§ EXERCISE GOAL:
In the material below, count the lines with the word "karnemelk" and state that number only.

§ ENTRIES SHOWN:
■ ■ ■ ■ ■ ■ ■

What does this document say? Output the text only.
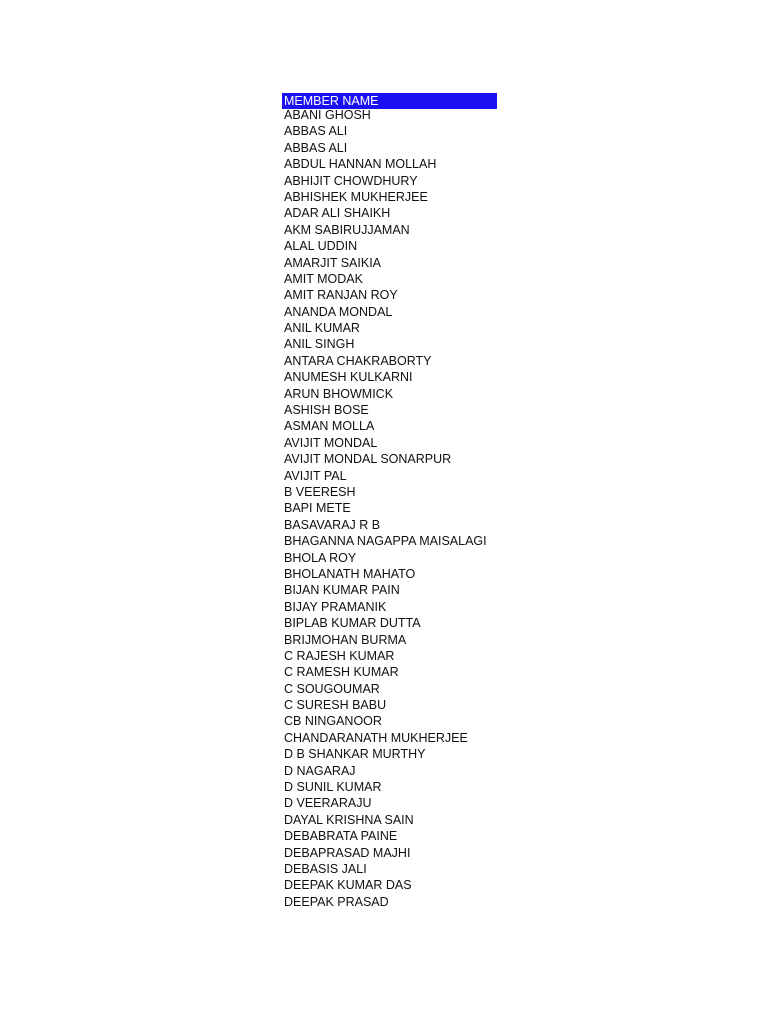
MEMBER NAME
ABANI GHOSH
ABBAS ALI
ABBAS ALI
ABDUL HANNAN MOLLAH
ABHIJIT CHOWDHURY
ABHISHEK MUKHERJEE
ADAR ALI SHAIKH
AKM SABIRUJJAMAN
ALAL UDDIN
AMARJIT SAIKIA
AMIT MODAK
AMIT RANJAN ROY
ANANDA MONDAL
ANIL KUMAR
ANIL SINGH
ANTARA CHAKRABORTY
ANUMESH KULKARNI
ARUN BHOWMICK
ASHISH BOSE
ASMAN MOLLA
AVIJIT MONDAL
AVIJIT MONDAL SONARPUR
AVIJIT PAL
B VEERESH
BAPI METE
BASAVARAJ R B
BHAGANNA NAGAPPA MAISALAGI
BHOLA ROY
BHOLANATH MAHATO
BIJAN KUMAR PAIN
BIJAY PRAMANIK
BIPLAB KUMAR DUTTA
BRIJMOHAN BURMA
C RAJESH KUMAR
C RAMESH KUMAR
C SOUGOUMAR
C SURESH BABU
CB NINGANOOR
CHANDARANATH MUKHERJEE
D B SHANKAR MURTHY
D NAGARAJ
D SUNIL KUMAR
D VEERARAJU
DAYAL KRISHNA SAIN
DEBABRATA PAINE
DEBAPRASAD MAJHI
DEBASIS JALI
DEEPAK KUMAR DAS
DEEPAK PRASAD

■ ■ ■ ■ ■ ■ ■

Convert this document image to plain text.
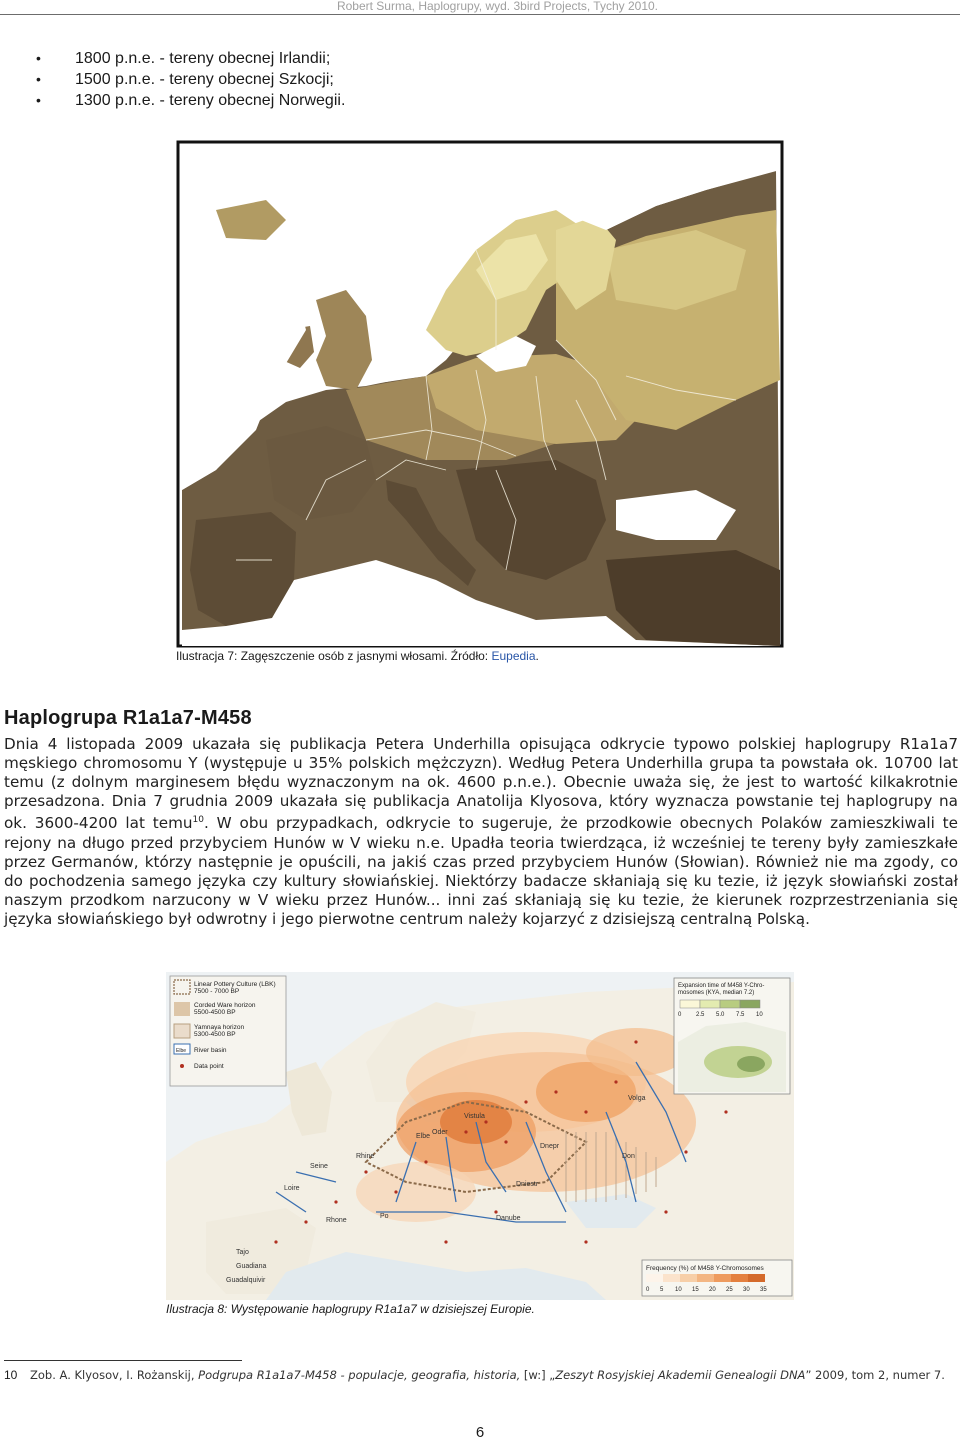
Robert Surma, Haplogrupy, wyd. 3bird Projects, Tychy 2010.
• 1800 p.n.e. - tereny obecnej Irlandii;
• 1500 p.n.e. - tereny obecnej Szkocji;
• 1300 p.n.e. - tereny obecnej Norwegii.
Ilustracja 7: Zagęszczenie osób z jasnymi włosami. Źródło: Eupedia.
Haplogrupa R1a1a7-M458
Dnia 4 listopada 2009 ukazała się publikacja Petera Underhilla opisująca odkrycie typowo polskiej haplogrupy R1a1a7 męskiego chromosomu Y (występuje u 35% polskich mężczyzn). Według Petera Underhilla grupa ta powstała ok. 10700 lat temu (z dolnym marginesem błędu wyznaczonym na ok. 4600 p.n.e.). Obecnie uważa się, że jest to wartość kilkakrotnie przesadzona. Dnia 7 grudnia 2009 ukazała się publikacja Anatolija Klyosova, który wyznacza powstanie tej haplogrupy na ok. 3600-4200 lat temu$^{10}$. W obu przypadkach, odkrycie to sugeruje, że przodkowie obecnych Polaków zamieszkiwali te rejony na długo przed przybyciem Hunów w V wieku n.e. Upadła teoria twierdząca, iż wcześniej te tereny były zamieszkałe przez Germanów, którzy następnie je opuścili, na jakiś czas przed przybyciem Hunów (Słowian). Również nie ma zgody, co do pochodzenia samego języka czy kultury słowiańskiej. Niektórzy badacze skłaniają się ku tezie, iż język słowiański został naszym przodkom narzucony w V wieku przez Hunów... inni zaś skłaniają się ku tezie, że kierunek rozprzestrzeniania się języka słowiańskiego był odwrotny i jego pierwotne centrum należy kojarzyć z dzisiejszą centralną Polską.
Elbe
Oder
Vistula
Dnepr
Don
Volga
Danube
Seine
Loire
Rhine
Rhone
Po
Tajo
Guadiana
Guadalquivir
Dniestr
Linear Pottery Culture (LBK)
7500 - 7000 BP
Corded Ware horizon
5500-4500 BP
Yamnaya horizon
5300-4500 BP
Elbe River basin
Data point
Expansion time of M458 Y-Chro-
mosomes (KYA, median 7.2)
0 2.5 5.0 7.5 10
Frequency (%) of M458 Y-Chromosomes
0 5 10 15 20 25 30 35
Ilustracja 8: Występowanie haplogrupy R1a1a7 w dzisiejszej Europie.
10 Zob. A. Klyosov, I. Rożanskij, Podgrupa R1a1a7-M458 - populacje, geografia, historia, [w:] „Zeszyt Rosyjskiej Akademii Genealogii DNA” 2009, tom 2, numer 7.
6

■ ■ ■ ■ ■ ■ ■

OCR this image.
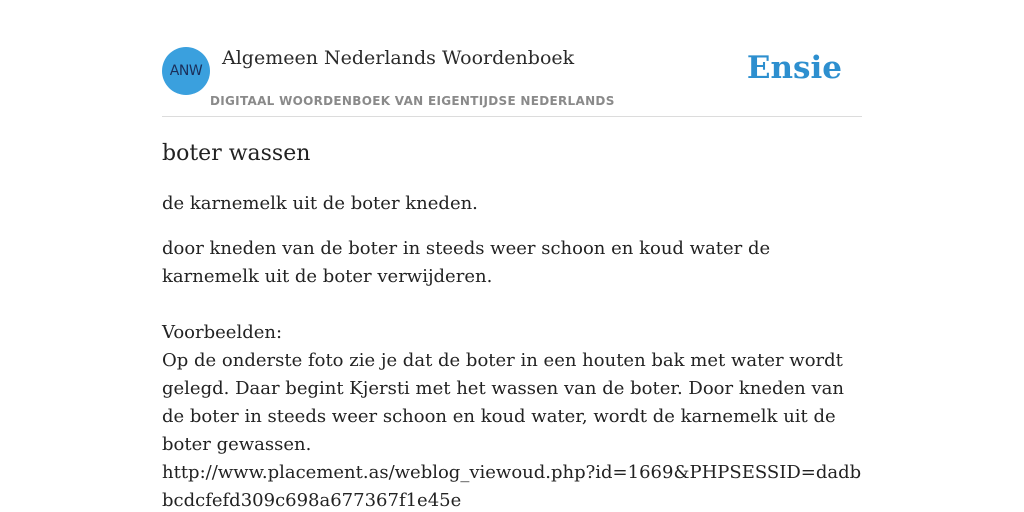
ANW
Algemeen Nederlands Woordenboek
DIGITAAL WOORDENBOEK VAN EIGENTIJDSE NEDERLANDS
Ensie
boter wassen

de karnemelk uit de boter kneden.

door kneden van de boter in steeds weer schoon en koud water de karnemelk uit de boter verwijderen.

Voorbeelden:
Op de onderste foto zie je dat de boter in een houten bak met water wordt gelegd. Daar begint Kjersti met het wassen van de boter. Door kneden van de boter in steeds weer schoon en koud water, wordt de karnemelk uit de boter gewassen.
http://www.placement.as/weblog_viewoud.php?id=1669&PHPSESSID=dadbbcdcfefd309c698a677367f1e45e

■ ■ ■ ■ ■ ■ ■

§ OUTPUT FOR THIS TASK:
3